**Brief**
Output the records. Match them exactly.

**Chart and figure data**
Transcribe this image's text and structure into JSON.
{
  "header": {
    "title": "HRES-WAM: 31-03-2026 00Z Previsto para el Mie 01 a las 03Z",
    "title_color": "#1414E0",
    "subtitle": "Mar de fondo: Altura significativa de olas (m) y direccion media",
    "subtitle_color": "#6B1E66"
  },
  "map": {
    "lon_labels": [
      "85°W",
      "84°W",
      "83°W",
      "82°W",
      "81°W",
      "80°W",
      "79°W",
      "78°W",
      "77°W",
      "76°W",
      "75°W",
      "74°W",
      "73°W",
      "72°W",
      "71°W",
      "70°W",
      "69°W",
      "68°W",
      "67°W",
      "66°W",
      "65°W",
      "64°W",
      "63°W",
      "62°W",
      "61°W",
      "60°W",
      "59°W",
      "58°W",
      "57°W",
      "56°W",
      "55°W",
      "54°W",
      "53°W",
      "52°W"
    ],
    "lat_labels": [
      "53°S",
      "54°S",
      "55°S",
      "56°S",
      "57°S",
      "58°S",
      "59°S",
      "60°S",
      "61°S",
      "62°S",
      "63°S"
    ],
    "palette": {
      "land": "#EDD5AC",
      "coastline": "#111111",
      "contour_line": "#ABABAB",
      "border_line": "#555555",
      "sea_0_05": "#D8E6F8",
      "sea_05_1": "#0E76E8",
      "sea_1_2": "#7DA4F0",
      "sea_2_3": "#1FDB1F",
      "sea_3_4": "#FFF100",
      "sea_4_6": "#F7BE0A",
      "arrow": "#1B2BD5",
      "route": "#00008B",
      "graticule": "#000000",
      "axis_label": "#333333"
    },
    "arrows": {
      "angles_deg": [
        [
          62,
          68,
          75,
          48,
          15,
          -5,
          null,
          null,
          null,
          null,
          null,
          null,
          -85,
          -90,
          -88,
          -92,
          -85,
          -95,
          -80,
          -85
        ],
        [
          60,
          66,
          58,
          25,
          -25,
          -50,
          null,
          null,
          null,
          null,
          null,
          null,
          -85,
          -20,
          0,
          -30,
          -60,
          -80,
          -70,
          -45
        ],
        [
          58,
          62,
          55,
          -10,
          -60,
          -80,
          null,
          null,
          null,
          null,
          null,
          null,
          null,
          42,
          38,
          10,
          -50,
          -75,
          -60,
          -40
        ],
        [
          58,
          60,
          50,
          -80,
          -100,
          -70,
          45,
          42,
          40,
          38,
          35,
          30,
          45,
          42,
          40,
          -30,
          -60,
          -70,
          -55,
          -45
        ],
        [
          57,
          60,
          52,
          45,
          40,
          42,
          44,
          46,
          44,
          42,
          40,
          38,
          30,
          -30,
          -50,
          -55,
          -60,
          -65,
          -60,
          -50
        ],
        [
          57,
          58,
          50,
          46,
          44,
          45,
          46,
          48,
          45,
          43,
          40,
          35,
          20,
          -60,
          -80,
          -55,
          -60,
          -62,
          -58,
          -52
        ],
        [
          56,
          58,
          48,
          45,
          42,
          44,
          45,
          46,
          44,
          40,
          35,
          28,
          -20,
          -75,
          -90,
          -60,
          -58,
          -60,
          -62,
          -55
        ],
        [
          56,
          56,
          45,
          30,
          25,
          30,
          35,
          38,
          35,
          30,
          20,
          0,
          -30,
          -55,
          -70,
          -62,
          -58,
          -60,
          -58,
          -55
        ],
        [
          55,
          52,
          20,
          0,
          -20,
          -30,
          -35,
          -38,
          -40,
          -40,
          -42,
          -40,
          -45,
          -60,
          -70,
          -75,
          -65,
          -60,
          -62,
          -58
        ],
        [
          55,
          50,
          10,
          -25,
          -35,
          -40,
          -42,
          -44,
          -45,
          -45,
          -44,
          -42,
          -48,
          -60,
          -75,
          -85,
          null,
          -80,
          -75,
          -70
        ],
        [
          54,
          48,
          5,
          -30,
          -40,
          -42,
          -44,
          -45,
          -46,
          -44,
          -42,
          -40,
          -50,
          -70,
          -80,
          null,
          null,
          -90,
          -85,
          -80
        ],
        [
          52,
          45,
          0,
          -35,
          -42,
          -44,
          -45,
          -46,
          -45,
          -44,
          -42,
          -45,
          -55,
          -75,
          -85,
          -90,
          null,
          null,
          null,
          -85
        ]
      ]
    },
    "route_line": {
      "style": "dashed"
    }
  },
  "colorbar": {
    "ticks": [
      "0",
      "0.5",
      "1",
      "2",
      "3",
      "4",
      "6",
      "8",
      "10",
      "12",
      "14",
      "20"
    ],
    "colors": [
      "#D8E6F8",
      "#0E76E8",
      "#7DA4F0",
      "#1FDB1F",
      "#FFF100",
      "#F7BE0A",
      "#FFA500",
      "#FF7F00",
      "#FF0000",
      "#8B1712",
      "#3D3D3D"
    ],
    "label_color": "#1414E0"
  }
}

**Reply to the exercise**
Transcribe this image's text and structure into JSON.
{
  "header": {
    "title": "HRES-WAM: 31-03-2026 00Z Previsto para el Mie 01 a las 03Z",
    "title_color": "#1414E0",
    "subtitle": "Mar de fondo: Altura significativa de olas (m) y direccion media",
    "subtitle_color": "#6B1E66"
  },
  "map": {
    "lon_labels": [
      "85°W",
      "84°W",
      "83°W",
      "82°W",
      "81°W",
      "80°W",
      "79°W",
      "78°W",
      "77°W",
      "76°W",
      "75°W",
      "74°W",
      "73°W",
      "72°W",
      "71°W",
      "70°W",
      "69°W",
      "68°W",
      "67°W",
      "66°W",
      "65°W",
      "64°W",
      "63°W",
      "62°W",
      "61°W",
      "60°W",
      "59°W",
      "58°W",
      "57°W",
      "56°W",
      "55°W",
      "54°W",
      "53°W",
      "52°W"
    ],
    "lat_labels": [
      "53°S",
      "54°S",
      "55°S",
      "56°S",
      "57°S",
      "58°S",
      "59°S",
      "60°S",
      "61°S",
      "62°S",
      "63°S"
    ],
    "palette": {
      "land": "#EDD5AC",
      "coastline": "#111111",
      "contour_line": "#ABABAB",
      "border_line": "#555555",
      "sea_0_05": "#D8E6F8",
      "sea_05_1": "#0E76E8",
      "sea_1_2": "#7DA4F0",
      "sea_2_3": "#1FDB1F",
      "sea_3_4": "#FFF100",
      "sea_4_6": "#F7BE0A",
      "arrow": "#1B2BD5",
      "route": "#00008B",
      "graticule": "#000000",
      "axis_label": "#333333"
    },
    "arrows": {
      "angles_deg": [
        [
          62,
          68,
          75,
          48,
          15,
          -5,
          null,
          null,
          null,
          null,
          null,
          null,
          -85,
          -90,
          -88,
          -92,
          -85,
          -95,
          -80,
          -85
        ],
        [
          60,
          66,
          58,
          25,
          -25,
          -50,
          null,
          null,
          null,
          null,
          null,
          null,
          -85,
          -20,
          0,
          -30,
          -60,
          -80,
          -70,
          -45
        ],
        [
          58,
          62,
          55,
          -10,
          -60,
          -80,
          null,
          null,
          null,
          null,
          null,
          null,
          null,
          42,
          38,
          10,
          -50,
          -75,
          -60,
          -40
        ],
        [
          58,
          60,
          50,
          -80,
          -100,
          -70,
          45,
          42,
          40,
          38,
          35,
          30,
          45,
          42,
          40,
          -30,
          -60,
          -70,
          -55,
          -45
        ],
        [
          57,
          60,
          52,
          45,
          40,
          42,
          44,
          46,
          44,
          42,
          40,
          38,
          30,
          -30,
          -50,
          -55,
          -60,
          -65,
          -60,
          -50
        ],
        [
          57,
          58,
          50,
          46,
          44,
          45,
          46,
          48,
          45,
          43,
          40,
          35,
          20,
          -60,
          -80,
          -55,
          -60,
          -62,
          -58,
          -52
        ],
        [
          56,
          58,
          48,
          45,
          42,
          44,
          45,
          46,
          44,
          40,
          35,
          28,
          -20,
          -75,
          -90,
          -60,
          -58,
          -60,
          -62,
          -55
        ],
        [
          56,
          56,
          45,
          30,
          25,
          30,
          35,
          38,
          35,
          30,
          20,
          0,
          -30,
          -55,
          -70,
          -62,
          -58,
          -60,
          -58,
          -55
        ],
        [
          55,
          52,
          20,
          0,
          -20,
          -30,
          -35,
          -38,
          -40,
          -40,
          -42,
          -40,
          -45,
          -60,
          -70,
          -75,
          -65,
          -60,
          -62,
          -58
        ],
        [
          55,
          50,
          10,
          -25,
          -35,
          -40,
          -42,
          -44,
          -45,
          -45,
          -44,
          -42,
          -48,
          -60,
          -75,
          -85,
          null,
          -80,
          -75,
          -70
        ],
        [
          54,
          48,
          5,
          -30,
          -40,
          -42,
          -44,
          -45,
          -46,
          -44,
          -42,
          -40,
          -50,
          -70,
          -80,
          null,
          null,
          -90,
          -85,
          -80
        ],
        [
          52,
          45,
          0,
          -35,
          -42,
          -44,
          -45,
          -46,
          -45,
          -44,
          -42,
          -45,
          -55,
          -75,
          -85,
          -90,
          null,
          null,
          null,
          -85
        ]
      ]
    },
    "route_line": {
      "style": "dashed"
    }
  },
  "colorbar": {
    "ticks": [
      "0",
      "0.5",
      "1",
      "2",
      "3",
      "4",
      "6",
      "8",
      "10",
      "12",
      "14",
      "20"
    ],
    "colors": [
      "#D8E6F8",
      "#0E76E8",
      "#7DA4F0",
      "#1FDB1F",
      "#FFF100",
      "#F7BE0A",
      "#FFA500",
      "#FF7F00",
      "#FF0000",
      "#8B1712",
      "#3D3D3D"
    ],
    "label_color": "#1414E0"
  }
}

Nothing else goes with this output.